## DIRECTIVE:
Take the entries below and reproduce them word for word.

-- START OF DATASET ENTRIES --

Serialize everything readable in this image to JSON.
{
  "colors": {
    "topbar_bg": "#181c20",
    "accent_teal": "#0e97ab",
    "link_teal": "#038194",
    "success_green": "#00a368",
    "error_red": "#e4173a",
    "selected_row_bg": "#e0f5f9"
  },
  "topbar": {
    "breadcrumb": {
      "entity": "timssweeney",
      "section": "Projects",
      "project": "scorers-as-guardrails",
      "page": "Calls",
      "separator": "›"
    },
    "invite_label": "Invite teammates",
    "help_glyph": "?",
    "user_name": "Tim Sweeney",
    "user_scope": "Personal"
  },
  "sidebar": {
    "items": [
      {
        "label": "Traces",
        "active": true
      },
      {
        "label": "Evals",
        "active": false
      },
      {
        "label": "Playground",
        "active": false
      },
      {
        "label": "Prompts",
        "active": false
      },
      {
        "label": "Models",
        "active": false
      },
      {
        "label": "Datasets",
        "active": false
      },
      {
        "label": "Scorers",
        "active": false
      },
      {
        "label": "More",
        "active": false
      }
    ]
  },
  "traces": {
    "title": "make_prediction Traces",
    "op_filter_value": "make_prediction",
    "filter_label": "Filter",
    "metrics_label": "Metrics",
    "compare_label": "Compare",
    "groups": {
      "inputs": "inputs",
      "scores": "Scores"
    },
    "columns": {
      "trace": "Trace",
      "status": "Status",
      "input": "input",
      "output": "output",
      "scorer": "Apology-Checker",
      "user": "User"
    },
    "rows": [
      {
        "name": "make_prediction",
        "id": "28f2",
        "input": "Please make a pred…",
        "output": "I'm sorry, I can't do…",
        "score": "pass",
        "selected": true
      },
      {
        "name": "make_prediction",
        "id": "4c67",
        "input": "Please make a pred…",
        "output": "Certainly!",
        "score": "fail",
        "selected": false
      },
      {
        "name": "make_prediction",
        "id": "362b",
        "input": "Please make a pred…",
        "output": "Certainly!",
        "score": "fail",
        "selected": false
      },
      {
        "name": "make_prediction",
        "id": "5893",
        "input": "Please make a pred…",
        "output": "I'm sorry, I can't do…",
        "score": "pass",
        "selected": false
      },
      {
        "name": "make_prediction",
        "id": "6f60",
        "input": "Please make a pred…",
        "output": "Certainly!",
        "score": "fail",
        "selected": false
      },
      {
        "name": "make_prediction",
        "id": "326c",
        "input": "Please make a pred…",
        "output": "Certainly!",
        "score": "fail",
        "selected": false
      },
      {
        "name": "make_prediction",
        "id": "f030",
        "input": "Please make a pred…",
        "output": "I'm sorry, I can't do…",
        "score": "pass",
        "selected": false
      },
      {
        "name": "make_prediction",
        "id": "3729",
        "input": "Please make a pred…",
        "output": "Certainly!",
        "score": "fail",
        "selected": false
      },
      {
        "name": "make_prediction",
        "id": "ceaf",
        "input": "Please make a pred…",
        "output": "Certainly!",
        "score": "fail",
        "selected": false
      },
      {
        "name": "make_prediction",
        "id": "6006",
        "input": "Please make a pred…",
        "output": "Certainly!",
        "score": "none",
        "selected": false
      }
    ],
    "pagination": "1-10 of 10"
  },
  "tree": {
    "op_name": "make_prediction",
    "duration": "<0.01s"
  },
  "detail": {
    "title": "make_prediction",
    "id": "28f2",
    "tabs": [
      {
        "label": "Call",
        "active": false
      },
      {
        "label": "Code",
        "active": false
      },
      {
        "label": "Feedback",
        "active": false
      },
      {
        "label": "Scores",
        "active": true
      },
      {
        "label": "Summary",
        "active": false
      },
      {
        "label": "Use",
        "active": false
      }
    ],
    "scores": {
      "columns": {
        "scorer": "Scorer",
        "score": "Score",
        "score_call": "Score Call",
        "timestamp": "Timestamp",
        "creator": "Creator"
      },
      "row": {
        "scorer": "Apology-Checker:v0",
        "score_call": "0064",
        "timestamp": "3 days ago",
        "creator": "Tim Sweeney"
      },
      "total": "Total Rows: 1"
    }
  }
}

-- END OF DATASET ENTRIES --

## WRITTEN SOLUTION:
Serialize everything readable in this image to JSON.
{
  "colors": {
    "topbar_bg": "#181c20",
    "accent_teal": "#0e97ab",
    "link_teal": "#038194",
    "success_green": "#00a368",
    "error_red": "#e4173a",
    "selected_row_bg": "#e0f5f9"
  },
  "topbar": {
    "breadcrumb": {
      "entity": "timssweeney",
      "section": "Projects",
      "project": "scorers-as-guardrails",
      "page": "Calls",
      "separator": "›"
    },
    "invite_label": "Invite teammates",
    "help_glyph": "?",
    "user_name": "Tim Sweeney",
    "user_scope": "Personal"
  },
  "sidebar": {
    "items": [
      {
        "label": "Traces",
        "active": true
      },
      {
        "label": "Evals",
        "active": false
      },
      {
        "label": "Playground",
        "active": false
      },
      {
        "label": "Prompts",
        "active": false
      },
      {
        "label": "Models",
        "active": false
      },
      {
        "label": "Datasets",
        "active": false
      },
      {
        "label": "Scorers",
        "active": false
      },
      {
        "label": "More",
        "active": false
      }
    ]
  },
  "traces": {
    "title": "make_prediction Traces",
    "op_filter_value": "make_prediction",
    "filter_label": "Filter",
    "metrics_label": "Metrics",
    "compare_label": "Compare",
    "groups": {
      "inputs": "inputs",
      "scores": "Scores"
    },
    "columns": {
      "trace": "Trace",
      "status": "Status",
      "input": "input",
      "output": "output",
      "scorer": "Apology-Checker",
      "user": "User"
    },
    "rows": [
      {
        "name": "make_prediction",
        "id": "28f2",
        "input": "Please make a pred…",
        "output": "I'm sorry, I can't do…",
        "score": "pass",
        "selected": true
      },
      {
        "name": "make_prediction",
        "id": "4c67",
        "input": "Please make a pred…",
        "output": "Certainly!",
        "score": "fail",
        "selected": false
      },
      {
        "name": "make_prediction",
        "id": "362b",
        "input": "Please make a pred…",
        "output": "Certainly!",
        "score": "fail",
        "selected": false
      },
      {
        "name": "make_prediction",
        "id": "5893",
        "input": "Please make a pred…",
        "output": "I'm sorry, I can't do…",
        "score": "pass",
        "selected": false
      },
      {
        "name": "make_prediction",
        "id": "6f60",
        "input": "Please make a pred…",
        "output": "Certainly!",
        "score": "fail",
        "selected": false
      },
      {
        "name": "make_prediction",
        "id": "326c",
        "input": "Please make a pred…",
        "output": "Certainly!",
        "score": "fail",
        "selected": false
      },
      {
        "name": "make_prediction",
        "id": "f030",
        "input": "Please make a pred…",
        "output": "I'm sorry, I can't do…",
        "score": "pass",
        "selected": false
      },
      {
        "name": "make_prediction",
        "id": "3729",
        "input": "Please make a pred…",
        "output": "Certainly!",
        "score": "fail",
        "selected": false
      },
      {
        "name": "make_prediction",
        "id": "ceaf",
        "input": "Please make a pred…",
        "output": "Certainly!",
        "score": "fail",
        "selected": false
      },
      {
        "name": "make_prediction",
        "id": "6006",
        "input": "Please make a pred…",
        "output": "Certainly!",
        "score": "none",
        "selected": false
      }
    ],
    "pagination": "1-10 of 10"
  },
  "tree": {
    "op_name": "make_prediction",
    "duration": "<0.01s"
  },
  "detail": {
    "title": "make_prediction",
    "id": "28f2",
    "tabs": [
      {
        "label": "Call",
        "active": false
      },
      {
        "label": "Code",
        "active": false
      },
      {
        "label": "Feedback",
        "active": false
      },
      {
        "label": "Scores",
        "active": true
      },
      {
        "label": "Summary",
        "active": false
      },
      {
        "label": "Use",
        "active": false
      }
    ],
    "scores": {
      "columns": {
        "scorer": "Scorer",
        "score": "Score",
        "score_call": "Score Call",
        "timestamp": "Timestamp",
        "creator": "Creator"
      },
      "row": {
        "scorer": "Apology-Checker:v0",
        "score_call": "0064",
        "timestamp": "3 days ago",
        "creator": "Tim Sweeney"
      },
      "total": "Total Rows: 1"
    }
  }
}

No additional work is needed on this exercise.